[Start INFORMATION SUPPLIED]
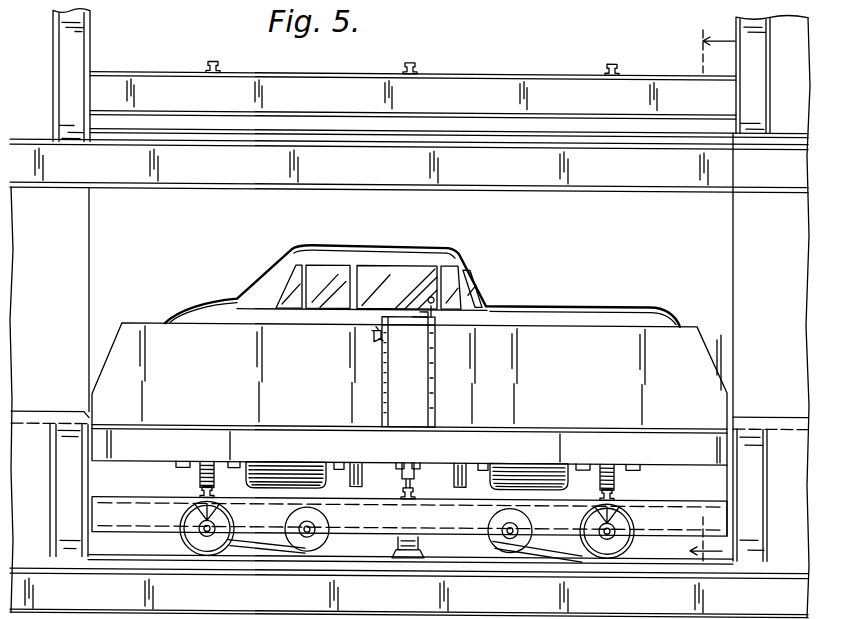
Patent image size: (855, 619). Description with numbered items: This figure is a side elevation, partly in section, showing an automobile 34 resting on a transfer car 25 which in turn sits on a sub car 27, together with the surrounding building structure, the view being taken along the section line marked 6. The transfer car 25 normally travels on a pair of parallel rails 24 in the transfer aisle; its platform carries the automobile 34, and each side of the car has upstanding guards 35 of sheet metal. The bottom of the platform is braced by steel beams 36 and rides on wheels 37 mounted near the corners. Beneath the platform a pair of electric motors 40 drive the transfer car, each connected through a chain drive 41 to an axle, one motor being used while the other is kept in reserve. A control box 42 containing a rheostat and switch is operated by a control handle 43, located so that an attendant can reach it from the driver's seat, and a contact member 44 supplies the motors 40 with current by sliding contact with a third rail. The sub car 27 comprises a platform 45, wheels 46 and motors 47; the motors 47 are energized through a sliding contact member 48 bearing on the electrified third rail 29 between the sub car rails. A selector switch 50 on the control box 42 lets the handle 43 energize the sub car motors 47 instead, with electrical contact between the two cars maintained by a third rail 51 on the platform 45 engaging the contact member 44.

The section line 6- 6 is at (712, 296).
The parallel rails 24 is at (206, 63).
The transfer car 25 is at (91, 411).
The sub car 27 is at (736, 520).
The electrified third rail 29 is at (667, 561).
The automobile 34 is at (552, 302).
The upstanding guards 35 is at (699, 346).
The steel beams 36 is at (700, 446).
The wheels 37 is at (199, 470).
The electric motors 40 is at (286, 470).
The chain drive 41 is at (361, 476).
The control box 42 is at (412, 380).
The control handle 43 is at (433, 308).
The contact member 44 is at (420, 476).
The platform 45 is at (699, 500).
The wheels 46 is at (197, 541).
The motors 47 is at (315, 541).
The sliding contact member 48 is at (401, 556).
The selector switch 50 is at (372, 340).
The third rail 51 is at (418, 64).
[End INFORMATION SUPPLIED]
[Start INFORMATION SUPPLIED]
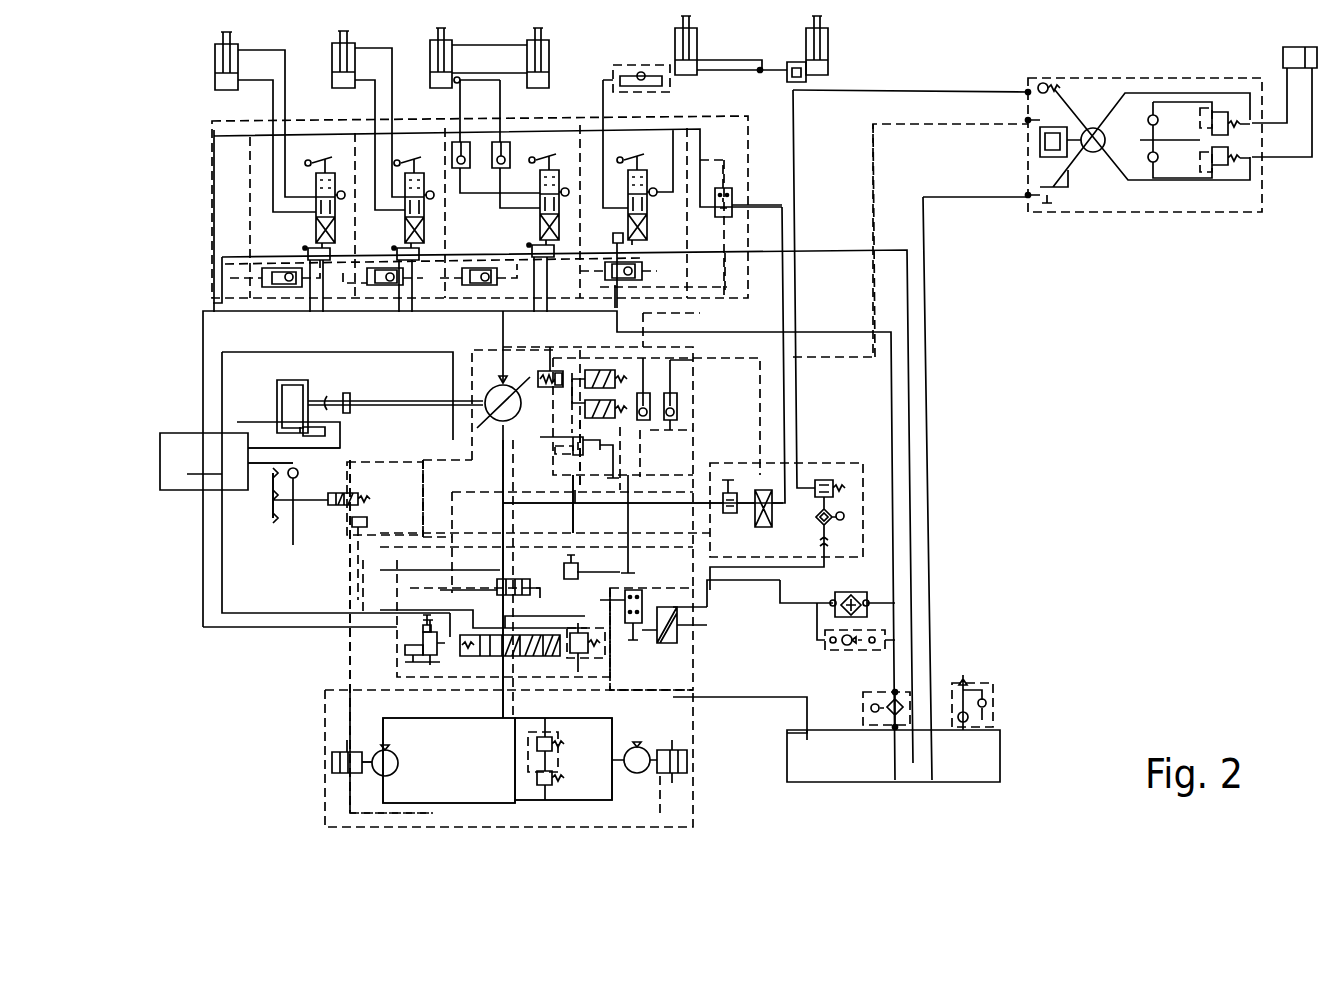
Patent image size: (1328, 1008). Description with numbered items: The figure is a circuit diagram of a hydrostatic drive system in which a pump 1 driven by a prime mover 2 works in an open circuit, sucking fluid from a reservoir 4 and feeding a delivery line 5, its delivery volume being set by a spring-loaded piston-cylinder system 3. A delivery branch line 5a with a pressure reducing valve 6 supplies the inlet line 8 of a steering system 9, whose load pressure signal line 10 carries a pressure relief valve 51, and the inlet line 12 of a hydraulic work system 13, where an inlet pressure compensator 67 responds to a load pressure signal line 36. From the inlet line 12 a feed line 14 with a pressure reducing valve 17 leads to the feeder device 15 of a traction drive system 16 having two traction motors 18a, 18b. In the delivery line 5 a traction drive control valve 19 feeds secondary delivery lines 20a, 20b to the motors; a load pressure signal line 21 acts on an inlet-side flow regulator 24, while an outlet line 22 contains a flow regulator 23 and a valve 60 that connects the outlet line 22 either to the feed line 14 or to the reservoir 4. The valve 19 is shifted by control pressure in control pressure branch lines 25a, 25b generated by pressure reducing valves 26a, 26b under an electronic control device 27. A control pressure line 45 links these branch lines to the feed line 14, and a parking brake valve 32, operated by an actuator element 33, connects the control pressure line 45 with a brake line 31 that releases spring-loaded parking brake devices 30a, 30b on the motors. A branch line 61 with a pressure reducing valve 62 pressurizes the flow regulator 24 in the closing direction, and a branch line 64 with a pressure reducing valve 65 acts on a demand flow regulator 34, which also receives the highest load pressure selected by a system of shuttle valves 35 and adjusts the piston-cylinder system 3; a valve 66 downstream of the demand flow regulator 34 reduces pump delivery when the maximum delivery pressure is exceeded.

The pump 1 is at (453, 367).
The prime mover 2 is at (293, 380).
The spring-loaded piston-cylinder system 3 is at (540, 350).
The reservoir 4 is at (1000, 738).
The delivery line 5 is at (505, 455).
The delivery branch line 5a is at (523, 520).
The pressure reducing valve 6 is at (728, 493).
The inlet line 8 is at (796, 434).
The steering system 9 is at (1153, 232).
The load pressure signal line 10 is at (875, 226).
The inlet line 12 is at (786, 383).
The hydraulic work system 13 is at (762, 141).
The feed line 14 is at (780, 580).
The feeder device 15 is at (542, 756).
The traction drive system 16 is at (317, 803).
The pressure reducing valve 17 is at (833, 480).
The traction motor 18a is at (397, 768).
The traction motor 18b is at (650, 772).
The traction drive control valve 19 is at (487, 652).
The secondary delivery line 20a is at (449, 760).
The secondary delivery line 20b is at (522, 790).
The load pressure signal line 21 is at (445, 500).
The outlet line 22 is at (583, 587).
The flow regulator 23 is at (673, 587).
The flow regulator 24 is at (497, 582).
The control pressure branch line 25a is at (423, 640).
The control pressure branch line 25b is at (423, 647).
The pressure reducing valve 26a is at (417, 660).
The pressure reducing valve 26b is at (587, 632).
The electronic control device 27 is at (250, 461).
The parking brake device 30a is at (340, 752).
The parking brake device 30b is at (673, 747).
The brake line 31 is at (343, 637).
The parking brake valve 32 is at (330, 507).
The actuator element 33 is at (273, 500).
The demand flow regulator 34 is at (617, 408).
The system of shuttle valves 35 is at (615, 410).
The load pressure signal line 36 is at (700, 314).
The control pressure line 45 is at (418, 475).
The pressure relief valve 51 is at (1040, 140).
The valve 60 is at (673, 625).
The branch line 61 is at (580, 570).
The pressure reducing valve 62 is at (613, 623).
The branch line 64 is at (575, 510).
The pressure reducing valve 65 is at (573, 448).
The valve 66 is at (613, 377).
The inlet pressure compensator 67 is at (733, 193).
[End INFORMATION SUPPLIED]
* _WHAT THIS TASK INVOLVES_: Copy out the records above verbatim, beginning at the line containing "Patent image size: (855, 619)." and continuing through the line containing "The parallel rails 24 is at (206, 63).".

* _SOLUTION TO THE PROBLEM_:
Patent image size: (855, 619). Description with numbered items: This figure is a side elevation, partly in section, showing an automobile 34 resting on a transfer car 25 which in turn sits on a sub car 27, together with the surrounding building structure, the view being taken along the section line marked 6. The transfer car 25 normally travels on a pair of parallel rails 24 in the transfer aisle; its platform carries the automobile 34, and each side of the car has upstanding guards 35 of sheet metal. The bottom of the platform is braced by steel beams 36 and rides on wheels 37 mounted near the corners. Beneath the platform a pair of electric motors 40 drive the transfer car, each connected through a chain drive 41 to an axle, one motor being used while the other is kept in reserve. A control box 42 containing a rheostat and switch is operated by a control handle 43, located so that an attendant can reach it from the driver's seat, and a contact member 44 supplies the motors 40 with current by sliding contact with a third rail. The sub car 27 comprises a platform 45, wheels 46 and motors 47; the motors 47 are energized through a sliding contact member 48 bearing on the electrified third rail 29 between the sub car rails. A selector switch 50 on the control box 42 lets the handle 43 energize the sub car motors 47 instead, with electrical contact between the two cars maintained by a third rail 51 on the platform 45 engaging the contact member 44.

The section line 6- 6 is at (712, 296).
The parallel rails 24 is at (206, 63).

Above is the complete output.